(Figure content listings)
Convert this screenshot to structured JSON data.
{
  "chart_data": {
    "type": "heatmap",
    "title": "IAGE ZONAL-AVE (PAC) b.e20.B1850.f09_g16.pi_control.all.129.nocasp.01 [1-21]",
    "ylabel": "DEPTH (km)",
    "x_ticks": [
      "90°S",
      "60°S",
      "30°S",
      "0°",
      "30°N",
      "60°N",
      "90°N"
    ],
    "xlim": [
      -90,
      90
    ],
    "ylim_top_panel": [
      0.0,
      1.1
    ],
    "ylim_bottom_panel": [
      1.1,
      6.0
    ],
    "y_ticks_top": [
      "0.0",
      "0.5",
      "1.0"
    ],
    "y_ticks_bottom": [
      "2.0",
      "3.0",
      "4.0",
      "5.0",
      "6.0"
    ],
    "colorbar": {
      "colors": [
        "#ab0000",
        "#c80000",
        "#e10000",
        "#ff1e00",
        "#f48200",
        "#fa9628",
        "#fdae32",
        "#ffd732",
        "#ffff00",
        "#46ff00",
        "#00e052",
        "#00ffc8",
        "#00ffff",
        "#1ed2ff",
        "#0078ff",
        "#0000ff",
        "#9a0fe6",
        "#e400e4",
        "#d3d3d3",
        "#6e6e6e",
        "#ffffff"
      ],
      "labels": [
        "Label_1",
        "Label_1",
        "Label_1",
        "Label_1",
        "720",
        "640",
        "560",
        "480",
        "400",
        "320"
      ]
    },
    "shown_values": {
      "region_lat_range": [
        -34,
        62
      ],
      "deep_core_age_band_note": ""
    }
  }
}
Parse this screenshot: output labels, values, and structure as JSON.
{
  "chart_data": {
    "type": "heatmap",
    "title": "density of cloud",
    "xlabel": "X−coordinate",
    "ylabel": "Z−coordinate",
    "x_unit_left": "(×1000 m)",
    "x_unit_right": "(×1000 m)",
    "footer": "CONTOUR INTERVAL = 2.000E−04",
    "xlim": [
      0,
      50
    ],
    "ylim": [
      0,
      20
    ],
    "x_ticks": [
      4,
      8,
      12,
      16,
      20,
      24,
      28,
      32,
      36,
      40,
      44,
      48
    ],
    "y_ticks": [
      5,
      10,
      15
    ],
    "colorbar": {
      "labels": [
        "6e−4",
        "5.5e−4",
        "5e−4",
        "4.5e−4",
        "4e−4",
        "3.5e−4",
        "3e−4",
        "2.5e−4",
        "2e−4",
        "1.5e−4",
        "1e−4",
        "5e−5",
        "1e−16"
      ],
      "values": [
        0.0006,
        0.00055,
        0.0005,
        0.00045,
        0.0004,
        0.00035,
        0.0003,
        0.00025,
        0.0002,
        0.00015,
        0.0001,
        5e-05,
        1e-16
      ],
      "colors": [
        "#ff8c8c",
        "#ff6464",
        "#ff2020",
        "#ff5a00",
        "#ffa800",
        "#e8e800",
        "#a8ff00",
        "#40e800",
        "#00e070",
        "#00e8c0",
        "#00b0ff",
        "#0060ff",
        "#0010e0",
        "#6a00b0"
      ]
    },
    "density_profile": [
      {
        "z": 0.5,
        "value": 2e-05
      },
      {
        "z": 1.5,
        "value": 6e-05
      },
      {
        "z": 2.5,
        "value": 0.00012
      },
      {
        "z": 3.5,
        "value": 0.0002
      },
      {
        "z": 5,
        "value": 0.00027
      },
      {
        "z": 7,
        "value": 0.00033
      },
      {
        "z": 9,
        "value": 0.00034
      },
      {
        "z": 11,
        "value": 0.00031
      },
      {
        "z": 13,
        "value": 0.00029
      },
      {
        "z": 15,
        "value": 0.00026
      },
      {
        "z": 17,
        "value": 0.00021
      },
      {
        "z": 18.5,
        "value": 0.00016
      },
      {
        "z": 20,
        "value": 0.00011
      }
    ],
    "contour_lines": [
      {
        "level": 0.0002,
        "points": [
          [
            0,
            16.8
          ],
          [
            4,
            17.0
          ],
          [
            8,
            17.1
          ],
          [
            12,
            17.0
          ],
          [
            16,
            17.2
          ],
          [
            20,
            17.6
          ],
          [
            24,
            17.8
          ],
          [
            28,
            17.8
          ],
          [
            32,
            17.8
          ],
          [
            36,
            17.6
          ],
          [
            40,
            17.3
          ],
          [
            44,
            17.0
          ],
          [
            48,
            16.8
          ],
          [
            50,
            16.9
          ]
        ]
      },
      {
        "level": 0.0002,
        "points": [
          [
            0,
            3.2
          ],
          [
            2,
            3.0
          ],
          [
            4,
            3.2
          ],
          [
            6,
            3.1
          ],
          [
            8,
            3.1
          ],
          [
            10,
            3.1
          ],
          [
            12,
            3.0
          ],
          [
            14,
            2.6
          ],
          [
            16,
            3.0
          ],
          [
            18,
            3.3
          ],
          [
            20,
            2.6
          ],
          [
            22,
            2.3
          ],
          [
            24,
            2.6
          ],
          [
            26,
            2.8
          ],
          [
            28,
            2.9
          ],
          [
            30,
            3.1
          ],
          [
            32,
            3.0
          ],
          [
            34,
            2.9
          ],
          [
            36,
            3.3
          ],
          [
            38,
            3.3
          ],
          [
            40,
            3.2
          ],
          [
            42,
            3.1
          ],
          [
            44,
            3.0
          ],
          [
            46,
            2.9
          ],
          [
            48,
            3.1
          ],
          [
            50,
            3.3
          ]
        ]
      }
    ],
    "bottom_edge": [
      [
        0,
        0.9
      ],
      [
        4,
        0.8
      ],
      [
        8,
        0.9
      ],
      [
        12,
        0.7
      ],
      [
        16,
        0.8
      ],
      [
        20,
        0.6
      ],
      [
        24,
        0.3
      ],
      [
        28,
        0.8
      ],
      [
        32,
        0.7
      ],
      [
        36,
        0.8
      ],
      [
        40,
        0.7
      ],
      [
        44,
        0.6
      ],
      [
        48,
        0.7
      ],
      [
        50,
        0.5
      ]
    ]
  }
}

[What you need to do]
Work out how many lines of the data hold the string "title". Reply with that number alone.

[Exercise response]
2